Collection entries
** begin **
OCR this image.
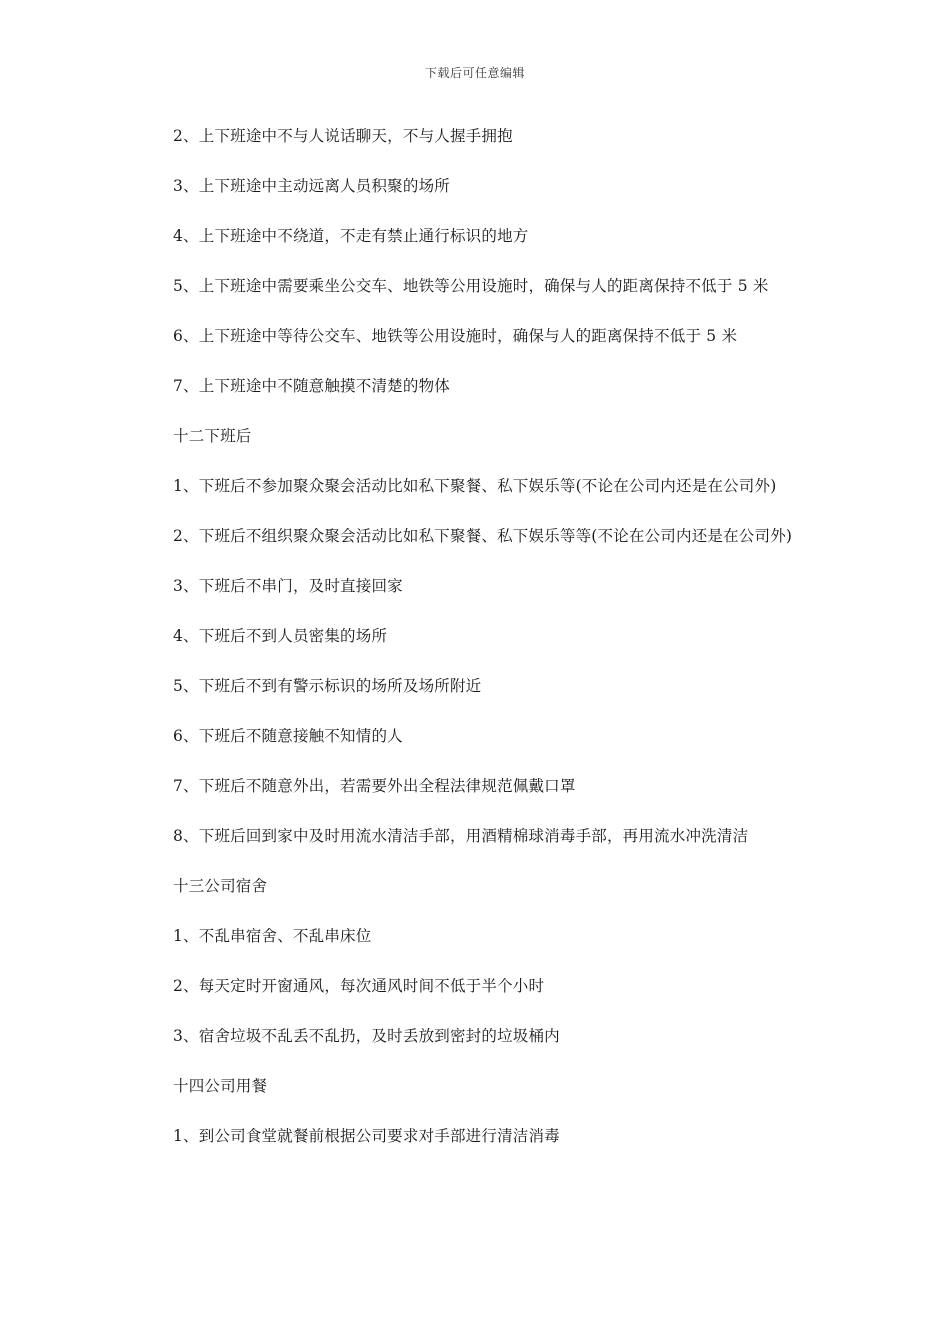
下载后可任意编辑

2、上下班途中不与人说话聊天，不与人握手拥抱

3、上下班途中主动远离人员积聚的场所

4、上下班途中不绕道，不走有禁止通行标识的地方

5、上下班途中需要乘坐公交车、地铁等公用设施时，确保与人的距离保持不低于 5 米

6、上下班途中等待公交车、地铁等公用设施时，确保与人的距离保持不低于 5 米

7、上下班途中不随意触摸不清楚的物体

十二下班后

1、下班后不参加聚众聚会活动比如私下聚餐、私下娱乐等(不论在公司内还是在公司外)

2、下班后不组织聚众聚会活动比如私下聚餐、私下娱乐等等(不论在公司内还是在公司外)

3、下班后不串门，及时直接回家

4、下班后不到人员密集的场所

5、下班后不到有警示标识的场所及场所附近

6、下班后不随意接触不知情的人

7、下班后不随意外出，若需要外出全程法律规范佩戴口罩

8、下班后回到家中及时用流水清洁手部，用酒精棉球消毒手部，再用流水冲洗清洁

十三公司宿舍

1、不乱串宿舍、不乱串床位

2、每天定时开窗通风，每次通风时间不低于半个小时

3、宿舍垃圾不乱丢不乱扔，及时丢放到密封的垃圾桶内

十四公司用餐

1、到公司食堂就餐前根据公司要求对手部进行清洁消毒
** end **
- **TASK DETAILS**: Excluding the pictures, reproduce every entry exactly as given.

- **TASK RESULT**:
OCR this image.
下载后可任意编辑

2、上下班途中不与人说话聊天，不与人握手拥抱

3、上下班途中主动远离人员积聚的场所

4、上下班途中不绕道，不走有禁止通行标识的地方

5、上下班途中需要乘坐公交车、地铁等公用设施时，确保与人的距离保持不低于 5 米

6、上下班途中等待公交车、地铁等公用设施时，确保与人的距离保持不低于 5 米

7、上下班途中不随意触摸不清楚的物体

十二下班后

1、下班后不参加聚众聚会活动比如私下聚餐、私下娱乐等(不论在公司内还是在公司外)

2、下班后不组织聚众聚会活动比如私下聚餐、私下娱乐等等(不论在公司内还是在公司外)

3、下班后不串门，及时直接回家

4、下班后不到人员密集的场所

5、下班后不到有警示标识的场所及场所附近

6、下班后不随意接触不知情的人

7、下班后不随意外出，若需要外出全程法律规范佩戴口罩

8、下班后回到家中及时用流水清洁手部，用酒精棉球消毒手部，再用流水冲洗清洁

十三公司宿舍

1、不乱串宿舍、不乱串床位

2、每天定时开窗通风，每次通风时间不低于半个小时

3、宿舍垃圾不乱丢不乱扔，及时丢放到密封的垃圾桶内

十四公司用餐

1、到公司食堂就餐前根据公司要求对手部进行清洁消毒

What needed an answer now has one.